***** Records for processing *****

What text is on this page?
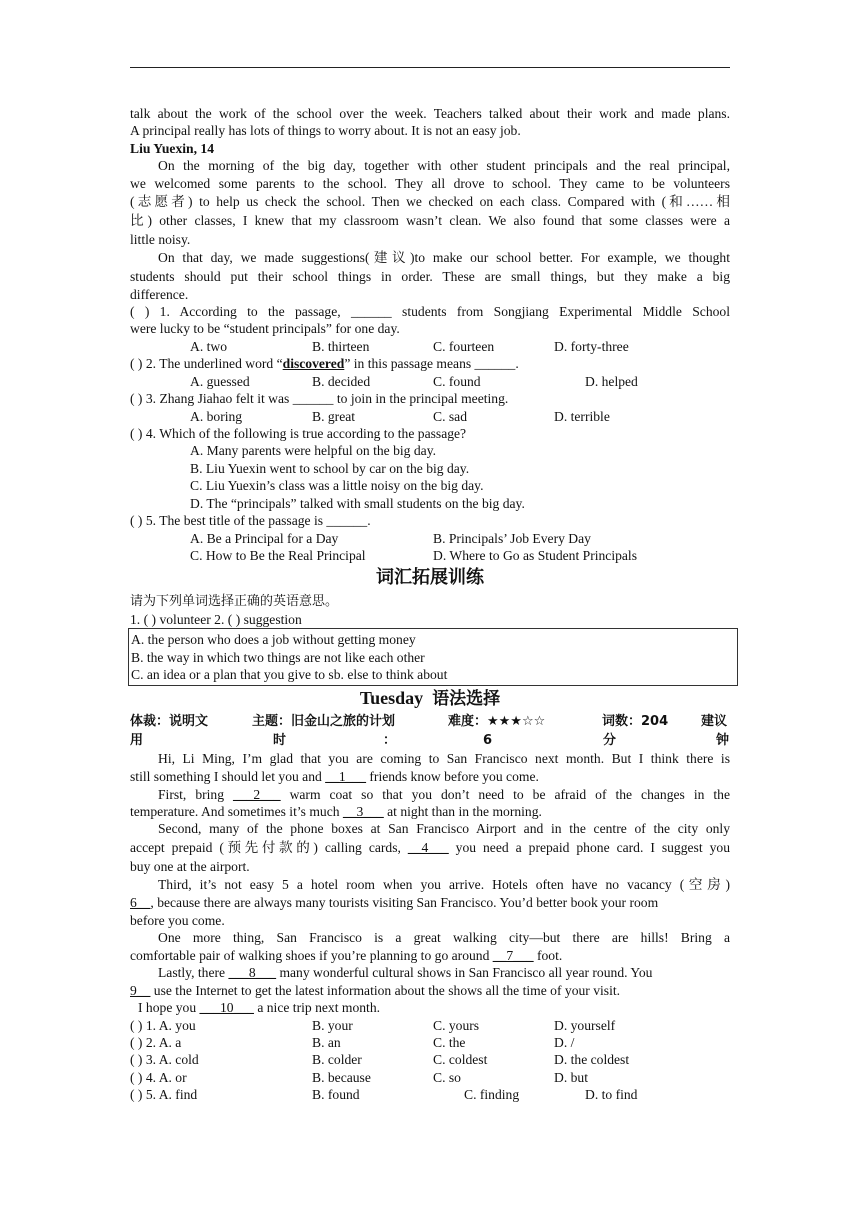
talk about the work of the school over the week. Teachers talked about their work and made plans.
A principal really has lots of things to worry about. It is not an easy job.
Liu Yuexin, 14
On the morning of the big day, together with other student principals and the real principal,
we welcomed some parents to the school. They all drove to school. They came to be volunteers
(志愿者) to help us check the school. Then we checked on each class. Compared with (和……相
比) other classes, I knew that my classroom wasn’t clean. We also found that some classes were a
little noisy.
On that day, we made suggestions(建议)to make our school better. For example, we thought
students should put their school things in order. These are small things, but they make a big
difference.
( ) 1. According to the passage, ______ students from Songjiang Experimental Middle School
were lucky to be “student principals” for one day.
A. two	B. thirteen	C. fourteen	D. forty-three
( ) 2. The underlined word “discovered” in this passage means ______.
A. guessed	B. decided	C. found	D. helped
( ) 3. Zhang Jiahao felt it was ______ to join in the principal meeting.
A. boring	B. great	C. sad	D. terrible
( ) 4. Which of the following is true according to the passage?
A. Many parents were helpful on the big day.
B. Liu Yuexin went to school by car on the big day.
C. Liu Yuexin’s class was a little noisy on the big day.
D. The “principals” talked with small students on the big day.
( ) 5. The best title of the passage is ______.
A. Be a Principal for a Day	B. Principals’ Job Every Day
C. How to Be the Real Principal	D. Where to Go as Student Principals
词汇拓展训练
请为下列单词选择正确的英语意思。
1. ( ) volunteer 2. ( ) suggestion
A. the person who does a job without getting money
B. the way in which two things are not like each other
C. an idea or a plan that you give to sb. else to think about
Tuesday 语法选择
体裁：说明文	主题：旧金山之旅的计划	难度：★★★☆☆	词数：204	建议
用	时	：	6	分	钟
Hi, Li Ming, I’m glad that you are coming to San Francisco next month. But I think there is
still something I should let you and __1___ friends know before you come.
First, bring ___2___ warm coat so that you don’t need to be afraid of the changes in the
temperature. And sometimes it’s much __3___ at night than in the morning.
Second, many of the phone boxes at San Francisco Airport and in the centre of the city only
accept prepaid (预先付款的) calling cards, __4___ you need a prepaid phone card. I suggest you
buy one at the airport.
Third, it’s not easy 5 a hotel room when you arrive. Hotels often have no vacancy (空房)
6__, because there are always many tourists visiting San Francisco. You’d better book your room
before you come.
One more thing, San Francisco is a great walking city—but there are hills! Bring a
comfortable pair of walking shoes if you’re planning to go around __7___ foot.
Lastly, there ___8___ many wonderful cultural shows in San Francisco all year round. You
9__ use the Internet to get the latest information about the shows all the time of your visit.
I hope you ___10___ a nice trip next month.
( ) 1. A. you	B. your	C. yours	D. yourself
( ) 2. A. a	B. an	C. the	D. /
( ) 3. A. cold	B. colder	C. coldest	D. the coldest
( ) 4. A. or	B. because	C. so	D. but
( ) 5. A. find	B. found	C. finding	D. to find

*****

**Requirement:** Write out each line of the data that holds the string "things".

**Answer:**
A principal really has lots of things to worry about. It is not an easy job.
students should put their school things in order. These are small things, but they make a big
B. the way in which two things are not like each other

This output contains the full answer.